**Items from a data source:**

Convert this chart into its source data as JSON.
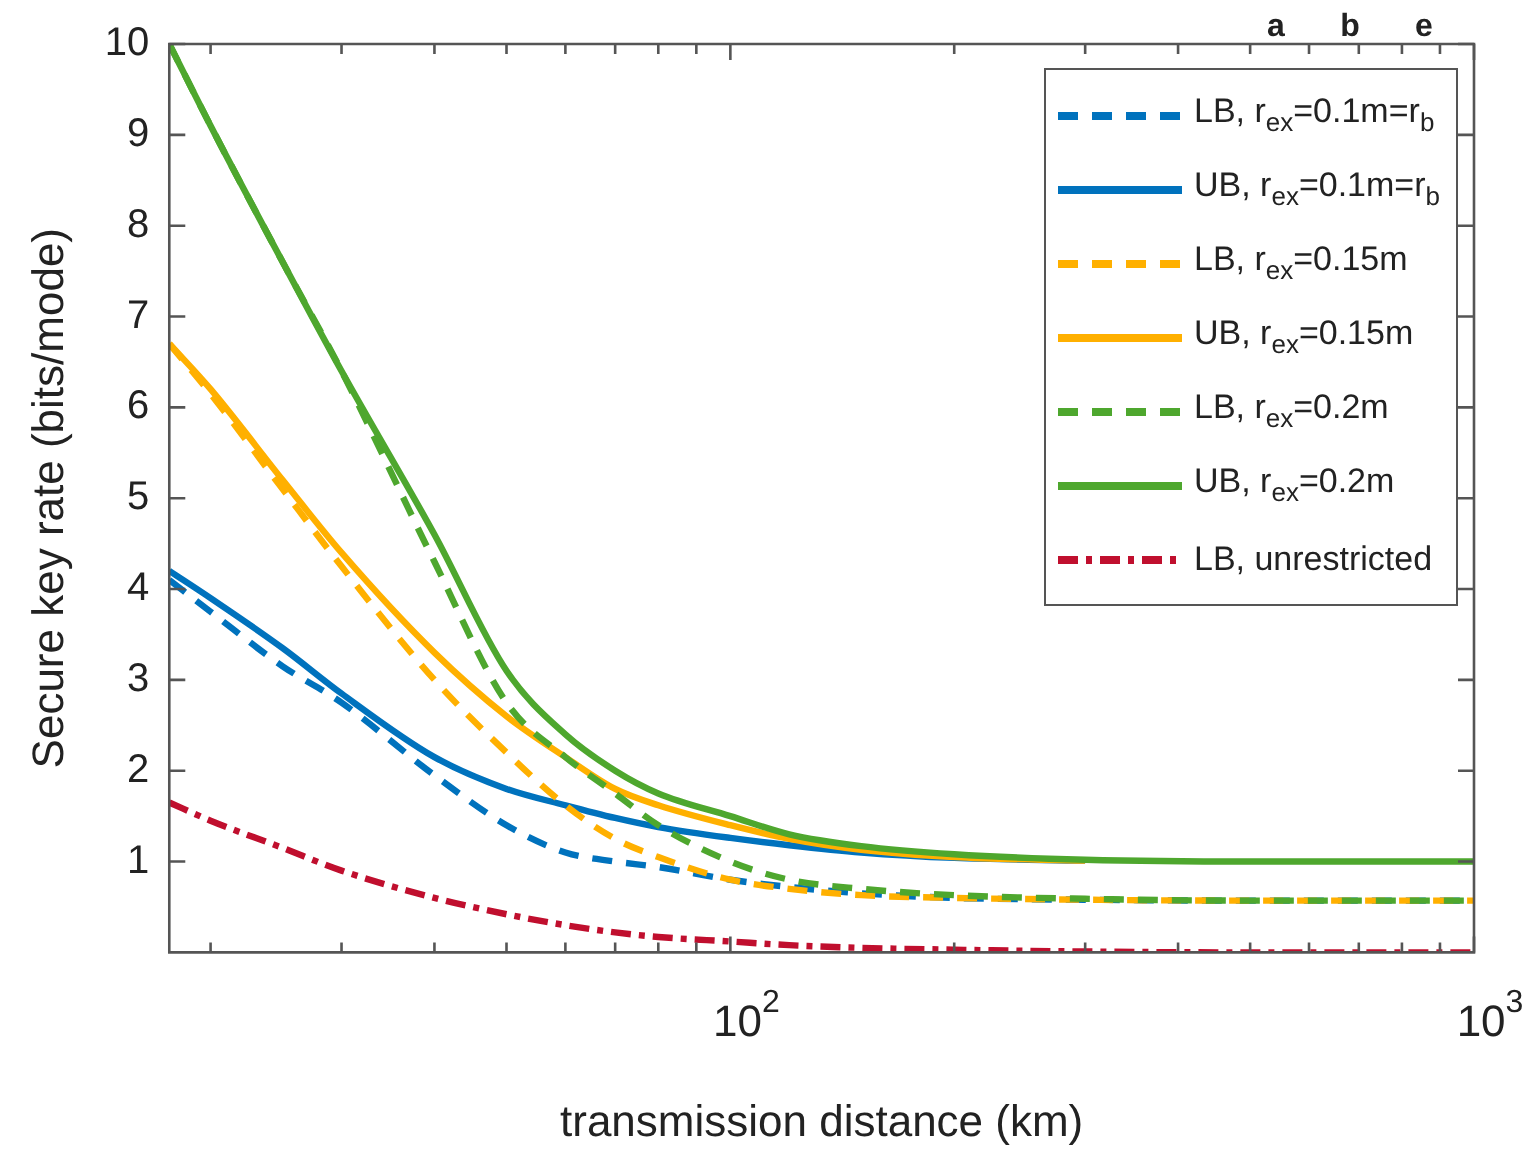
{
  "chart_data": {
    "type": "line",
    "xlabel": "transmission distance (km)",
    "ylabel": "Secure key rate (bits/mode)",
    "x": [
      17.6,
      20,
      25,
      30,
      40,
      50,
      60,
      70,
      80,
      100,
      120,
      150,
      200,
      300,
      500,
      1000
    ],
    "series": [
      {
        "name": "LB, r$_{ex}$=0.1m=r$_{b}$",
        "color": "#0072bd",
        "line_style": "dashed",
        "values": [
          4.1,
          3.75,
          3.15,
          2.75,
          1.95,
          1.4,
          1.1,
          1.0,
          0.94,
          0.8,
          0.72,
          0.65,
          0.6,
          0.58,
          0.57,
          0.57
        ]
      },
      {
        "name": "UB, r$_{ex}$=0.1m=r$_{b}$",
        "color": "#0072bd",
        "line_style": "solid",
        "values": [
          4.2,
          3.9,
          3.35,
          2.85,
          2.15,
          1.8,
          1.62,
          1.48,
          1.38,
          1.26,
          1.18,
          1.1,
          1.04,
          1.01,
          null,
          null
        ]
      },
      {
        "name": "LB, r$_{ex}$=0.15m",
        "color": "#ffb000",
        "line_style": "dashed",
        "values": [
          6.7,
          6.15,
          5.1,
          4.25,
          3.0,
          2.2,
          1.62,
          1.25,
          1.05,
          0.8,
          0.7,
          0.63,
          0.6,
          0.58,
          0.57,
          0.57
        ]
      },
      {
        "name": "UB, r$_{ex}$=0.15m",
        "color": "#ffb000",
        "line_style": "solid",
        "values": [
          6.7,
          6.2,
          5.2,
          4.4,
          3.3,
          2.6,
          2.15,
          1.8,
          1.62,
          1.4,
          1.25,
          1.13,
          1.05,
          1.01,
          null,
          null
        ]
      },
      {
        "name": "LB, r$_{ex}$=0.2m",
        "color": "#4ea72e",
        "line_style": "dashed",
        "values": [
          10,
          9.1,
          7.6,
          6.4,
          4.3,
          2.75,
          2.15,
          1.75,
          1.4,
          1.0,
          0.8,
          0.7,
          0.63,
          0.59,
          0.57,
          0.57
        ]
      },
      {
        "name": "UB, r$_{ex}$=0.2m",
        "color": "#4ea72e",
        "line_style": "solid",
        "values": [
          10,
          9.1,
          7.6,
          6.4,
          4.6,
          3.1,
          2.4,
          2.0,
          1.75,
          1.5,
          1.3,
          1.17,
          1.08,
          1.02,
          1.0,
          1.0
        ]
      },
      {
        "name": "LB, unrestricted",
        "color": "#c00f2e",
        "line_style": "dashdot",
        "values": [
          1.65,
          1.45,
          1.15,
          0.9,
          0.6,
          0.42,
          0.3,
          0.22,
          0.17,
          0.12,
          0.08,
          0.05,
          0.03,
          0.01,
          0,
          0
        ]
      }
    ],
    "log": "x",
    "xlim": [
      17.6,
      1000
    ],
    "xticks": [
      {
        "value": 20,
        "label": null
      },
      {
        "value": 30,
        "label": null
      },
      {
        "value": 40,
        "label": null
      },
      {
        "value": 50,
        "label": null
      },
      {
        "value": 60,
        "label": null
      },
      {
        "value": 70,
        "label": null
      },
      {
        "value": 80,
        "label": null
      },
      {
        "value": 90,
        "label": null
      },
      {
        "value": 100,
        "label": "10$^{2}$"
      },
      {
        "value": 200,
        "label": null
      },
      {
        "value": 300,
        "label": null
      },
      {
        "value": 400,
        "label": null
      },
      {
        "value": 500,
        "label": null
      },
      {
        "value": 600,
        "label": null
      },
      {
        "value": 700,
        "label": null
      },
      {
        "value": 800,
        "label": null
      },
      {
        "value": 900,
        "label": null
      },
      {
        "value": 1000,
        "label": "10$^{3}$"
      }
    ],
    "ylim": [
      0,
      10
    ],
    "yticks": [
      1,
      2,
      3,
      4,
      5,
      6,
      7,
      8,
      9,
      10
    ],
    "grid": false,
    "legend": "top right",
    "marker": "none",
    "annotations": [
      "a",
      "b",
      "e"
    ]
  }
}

**Problem to work on:** Give only the number of lines in the records that contain the string "name".

**Completed exercise:** 7